Data records:
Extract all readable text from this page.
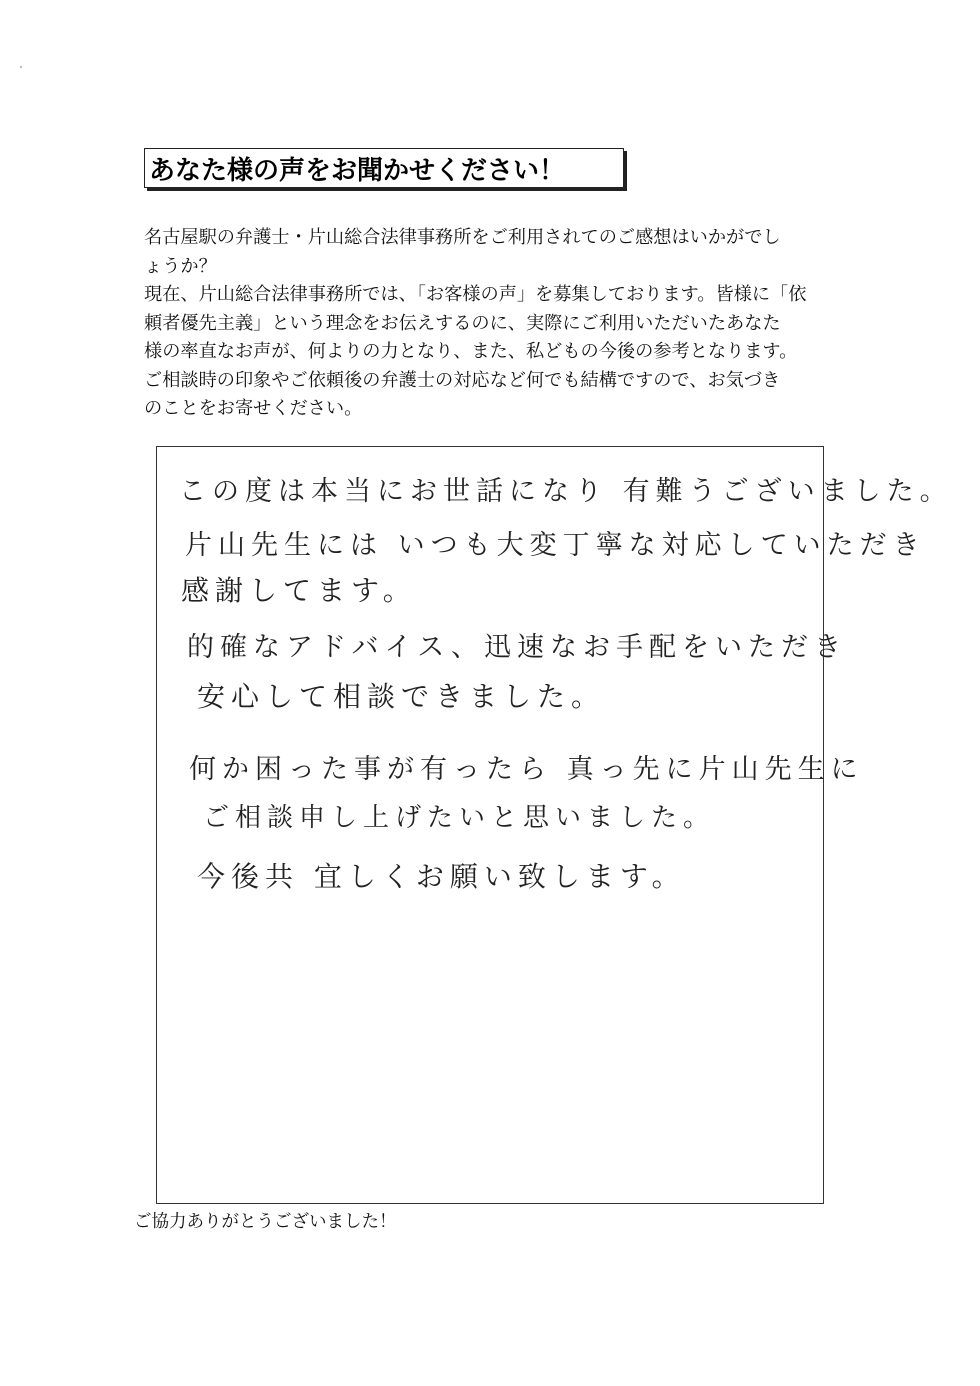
あなた様の声をお聞かせください！

名古屋駅の弁護士・片山総合法律事務所をご利用されてのご感想はいかがでし

ょうか？

現在、片山総合法律事務所では、「お客様の声」を募集しております。皆様に「依

頼者優先主義」という理念をお伝えするのに、実際にご利用いただいたあなた

様の率直なお声が、何よりの力となり、また、私どもの今後の参考となります。

ご相談時の印象やご依頼後の弁護士の対応など何でも結構ですので、お気づき

のことをお寄せください。

この度は本当にお世話になり 有難うございました。
片山先生には いつも大変丁寧な対応していただき
感謝してます。
的確なアドバイス、迅速なお手配をいただき
安心して相談できました。
何か困った事が有ったら 真っ先に片山先生に
ご相談申し上げたいと思いました。
今後共 宜しくお願い致します。
ご協力ありがとうございました！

Stated goal:
Images should not appear in the copy; retype the listing above exactly.

Solution below:
Extract all readable text from this page.
あなた様の声をお聞かせください！

名古屋駅の弁護士・片山総合法律事務所をご利用されてのご感想はいかがでし

ょうか？

現在、片山総合法律事務所では、「お客様の声」を募集しております。皆様に「依

頼者優先主義」という理念をお伝えするのに、実際にご利用いただいたあなた

様の率直なお声が、何よりの力となり、また、私どもの今後の参考となります。

ご相談時の印象やご依頼後の弁護士の対応など何でも結構ですので、お気づき

のことをお寄せください。

この度は本当にお世話になり 有難うございました。
片山先生には いつも大変丁寧な対応していただき
感謝してます。
的確なアドバイス、迅速なお手配をいただき
安心して相談できました。
何か困った事が有ったら 真っ先に片山先生に
ご相談申し上げたいと思いました。
今後共 宜しくお願い致します。
ご協力ありがとうございました！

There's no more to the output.